Text ::
------------------------------------------------------------------------
The prostate gland produces the fluid (semen) that carries sperm during ejaculation. The gland surrounds the urethra, the tube through which urine passes out of the body. An enlarged prostate — found in most all men as they age — can restrict the bladder passage and result in bothersome urinary symptoms such as dribbling and difficulty emptying the bladder.
Because the urine passage is being squeezed, the bladder must work harder to empty. It is important to know that an enlarged prostate, known as benign prostatic hyperplasia (BPH), is not cancer and does not raise the risk of cancer.
Is Treatment Needed?
Treatment for BPH is based on the severity of symptoms and whether they affect daily life. Not all men have symptoms — and not all require treatment. The key to a decision about treatment is whether the man is bothered by symptoms. For example, getting up twice a night to urinate may be intolerable for one man because of sleep interruptions. Another man — who falls back to sleep easily — may be OK with getting up four times.
------------------------------------------------------------------------
Entries provided ::
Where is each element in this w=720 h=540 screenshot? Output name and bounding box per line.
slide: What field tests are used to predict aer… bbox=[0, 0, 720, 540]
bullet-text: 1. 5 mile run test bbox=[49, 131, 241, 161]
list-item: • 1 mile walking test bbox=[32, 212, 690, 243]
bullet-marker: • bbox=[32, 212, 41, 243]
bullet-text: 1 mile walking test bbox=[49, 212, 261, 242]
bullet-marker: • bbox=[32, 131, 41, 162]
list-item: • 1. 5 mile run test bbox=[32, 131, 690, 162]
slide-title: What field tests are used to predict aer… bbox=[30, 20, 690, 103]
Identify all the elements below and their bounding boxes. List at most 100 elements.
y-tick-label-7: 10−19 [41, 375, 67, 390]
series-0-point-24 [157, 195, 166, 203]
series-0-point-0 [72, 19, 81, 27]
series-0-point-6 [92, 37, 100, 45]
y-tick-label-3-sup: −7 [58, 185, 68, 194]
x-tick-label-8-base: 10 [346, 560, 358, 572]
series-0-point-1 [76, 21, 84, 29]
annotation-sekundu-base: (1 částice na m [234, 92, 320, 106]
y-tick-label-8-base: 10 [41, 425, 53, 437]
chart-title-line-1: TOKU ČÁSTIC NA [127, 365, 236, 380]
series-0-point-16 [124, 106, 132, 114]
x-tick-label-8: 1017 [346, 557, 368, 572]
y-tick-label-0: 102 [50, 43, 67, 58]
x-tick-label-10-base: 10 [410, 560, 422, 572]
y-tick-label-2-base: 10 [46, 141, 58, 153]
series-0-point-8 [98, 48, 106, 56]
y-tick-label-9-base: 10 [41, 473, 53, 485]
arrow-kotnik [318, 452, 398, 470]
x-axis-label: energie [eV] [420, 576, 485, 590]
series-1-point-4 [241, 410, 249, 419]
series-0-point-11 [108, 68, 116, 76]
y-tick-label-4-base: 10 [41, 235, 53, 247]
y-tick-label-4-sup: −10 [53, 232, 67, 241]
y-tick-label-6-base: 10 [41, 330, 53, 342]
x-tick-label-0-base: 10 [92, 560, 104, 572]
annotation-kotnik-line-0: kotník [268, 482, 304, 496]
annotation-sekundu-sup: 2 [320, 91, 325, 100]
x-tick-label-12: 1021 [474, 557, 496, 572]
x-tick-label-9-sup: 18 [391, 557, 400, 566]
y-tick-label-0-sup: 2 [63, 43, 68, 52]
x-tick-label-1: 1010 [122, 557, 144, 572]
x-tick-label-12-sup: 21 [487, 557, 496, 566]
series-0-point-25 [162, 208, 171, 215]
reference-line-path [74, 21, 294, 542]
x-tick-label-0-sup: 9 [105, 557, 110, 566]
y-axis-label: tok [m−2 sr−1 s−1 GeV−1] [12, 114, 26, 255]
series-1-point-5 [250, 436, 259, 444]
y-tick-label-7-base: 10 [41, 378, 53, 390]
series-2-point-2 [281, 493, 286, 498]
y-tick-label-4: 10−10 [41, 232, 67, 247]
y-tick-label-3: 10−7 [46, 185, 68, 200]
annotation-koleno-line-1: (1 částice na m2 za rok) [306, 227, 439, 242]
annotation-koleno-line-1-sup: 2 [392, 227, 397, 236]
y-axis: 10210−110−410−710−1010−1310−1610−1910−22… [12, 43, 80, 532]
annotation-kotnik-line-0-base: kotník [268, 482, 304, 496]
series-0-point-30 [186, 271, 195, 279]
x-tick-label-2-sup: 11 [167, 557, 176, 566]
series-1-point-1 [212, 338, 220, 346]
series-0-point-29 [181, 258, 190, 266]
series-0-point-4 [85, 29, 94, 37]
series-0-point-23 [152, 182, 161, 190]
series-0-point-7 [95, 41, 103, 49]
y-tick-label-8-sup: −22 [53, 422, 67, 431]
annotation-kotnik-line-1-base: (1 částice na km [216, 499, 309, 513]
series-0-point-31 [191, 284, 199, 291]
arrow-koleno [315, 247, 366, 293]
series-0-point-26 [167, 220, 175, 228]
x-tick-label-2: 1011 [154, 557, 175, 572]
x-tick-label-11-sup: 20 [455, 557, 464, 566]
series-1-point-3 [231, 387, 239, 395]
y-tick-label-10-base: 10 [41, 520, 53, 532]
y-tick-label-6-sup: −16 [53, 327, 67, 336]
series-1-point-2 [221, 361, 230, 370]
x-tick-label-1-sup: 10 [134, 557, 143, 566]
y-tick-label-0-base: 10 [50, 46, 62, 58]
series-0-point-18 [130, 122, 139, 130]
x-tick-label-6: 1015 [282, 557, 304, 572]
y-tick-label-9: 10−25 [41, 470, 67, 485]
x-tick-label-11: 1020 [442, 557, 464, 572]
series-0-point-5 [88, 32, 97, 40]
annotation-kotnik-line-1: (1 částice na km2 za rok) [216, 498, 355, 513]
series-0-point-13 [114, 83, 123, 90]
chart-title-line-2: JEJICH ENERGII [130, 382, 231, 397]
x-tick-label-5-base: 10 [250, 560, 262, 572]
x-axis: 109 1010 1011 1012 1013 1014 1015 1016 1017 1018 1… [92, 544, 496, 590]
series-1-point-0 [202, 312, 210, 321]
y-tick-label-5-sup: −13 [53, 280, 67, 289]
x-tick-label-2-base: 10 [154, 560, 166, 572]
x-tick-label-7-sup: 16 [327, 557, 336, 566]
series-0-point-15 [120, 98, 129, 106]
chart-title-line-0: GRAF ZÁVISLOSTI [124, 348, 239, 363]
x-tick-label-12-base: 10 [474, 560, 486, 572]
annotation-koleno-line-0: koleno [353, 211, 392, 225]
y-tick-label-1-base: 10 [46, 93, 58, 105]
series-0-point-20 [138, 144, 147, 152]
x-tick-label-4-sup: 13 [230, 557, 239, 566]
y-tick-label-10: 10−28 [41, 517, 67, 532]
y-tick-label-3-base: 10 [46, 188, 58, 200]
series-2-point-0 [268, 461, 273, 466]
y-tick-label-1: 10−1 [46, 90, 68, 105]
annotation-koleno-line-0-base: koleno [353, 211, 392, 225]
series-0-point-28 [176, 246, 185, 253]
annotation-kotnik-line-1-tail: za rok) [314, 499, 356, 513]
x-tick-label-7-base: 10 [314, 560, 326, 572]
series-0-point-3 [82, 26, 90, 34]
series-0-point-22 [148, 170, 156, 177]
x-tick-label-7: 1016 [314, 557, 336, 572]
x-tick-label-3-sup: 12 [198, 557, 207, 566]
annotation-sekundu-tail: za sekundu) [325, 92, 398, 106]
------------------------------------------------------------------------
Exercises to complete ::
**A)** Please answer these questions from the text on the enlarged prostate, one answer per line:
(i) Which tube does the prostate gland surround?
(ii) What does the abbreviation BPH stand for?
(iii) What does the text call the key to a decision about treatment?
**B)** Carry on the text about the enlarged prostate, starting after its last sentence.

Set of answers ::
**A)**
(i) The urethra, the tube through which urine passes out of the body.
(ii) Benign prostatic hyperplasia.
(iii) Whether the man is bothered by symptoms.

**B)**
Only a small proportion of men with enlarged prostates require treatment. Often, the most bothersome symptom is related to urgency — because fear of leaking can be just as bothersome as leaking. To gauge the need for treatment, men may be asked to answer a questionnaire about these symptoms:
- Having a sensation of not emptying your bladder completely after you finish urinating
- Having to urinate again less than two hours after you last went
- Stopping and starting again several times when you urinate
- Difficulty postponing urination
- A weak urinary stream
- The need to push or strain to begin urination
- Getting up multiple times a night to urinate
Out of 100 men with symptoms, about 55 will get worse with time, 30 will remain stable and 15 will improve. Improvement may occur during the summer months, for example, when we tend to sweat more and not produce as much urine.
How Is It Diagnosed?
The diagnosis of prostate enlargement and related symptoms can involve a simple physical examination, or can include testing such as an ultrasound, a cystoscopy (looking inside the bladder with a scope), a blood test to measure prostate-specific antigen (PSA)), and urodynamics (a test that measures bladder pressure and uses x-ray to see how the bladder is working.)
There are many options for men who want to prevent or treat bothersome symptoms.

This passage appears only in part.